### [EXERCISE DETAILS]
Here are some records; copy every line that holds the word "icon".

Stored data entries

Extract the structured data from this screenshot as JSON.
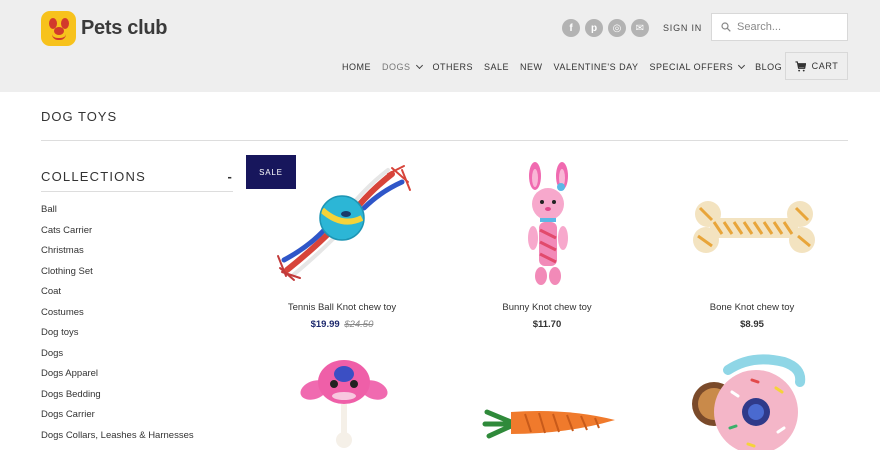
{
  "brand": {
    "name": "Pets club"
  },
  "header": {
    "socials": [
      {
        "icon": "facebook-icon",
        "glyph": "f"
      },
      {
        "icon": "pinterest-icon",
        "glyph": "p"
      },
      {
        "icon": "instagram-icon",
        "glyph": "◎"
      },
      {
        "icon": "email-icon",
        "glyph": "✉"
      }
    ],
    "signin_label": "SIGN IN",
    "search_placeholder": "Search...",
    "cart_label": "CART"
  },
  "nav": {
    "items": [
      "HOME",
      "DOGS",
      "OTHERS",
      "SALE",
      "NEW",
      "VALENTINE'S DAY",
      "SPECIAL OFFERS",
      "BLOG"
    ]
  },
  "page": {
    "title": "DOG TOYS"
  },
  "collections": {
    "heading": "COLLECTIONS",
    "toggle": "-",
    "items": [
      "Ball",
      "Cats Carrier",
      "Christmas",
      "Clothing Set",
      "Coat",
      "Costumes",
      "Dog toys",
      "Dogs",
      "Dogs Apparel",
      "Dogs Bedding",
      "Dogs Carrier",
      "Dogs Collars, Leashes & Harnesses"
    ]
  },
  "products": [
    {
      "name": "Tennis Ball Knot chew toy",
      "price": "$19.99",
      "compare_price": "$24.50",
      "badge": "SALE"
    },
    {
      "name": "Bunny Knot chew toy",
      "price": "$11.70"
    },
    {
      "name": "Bone Knot chew toy",
      "price": "$8.95"
    },
    {
      "name": ""
    },
    {
      "name": ""
    },
    {
      "name": ""
    }
  ],
  "colors": {
    "header_bg": "#eeeeee",
    "sale_badge": "#17165c",
    "sale_price": "#1e2a6e",
    "logo": "#f7c21c"
  }
}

### [SOLUTION FOR THIS EXERCISE]
        "icon": "facebook-icon",
        "icon": "pinterest-icon",
        "icon": "instagram-icon",
        "icon": "email-icon",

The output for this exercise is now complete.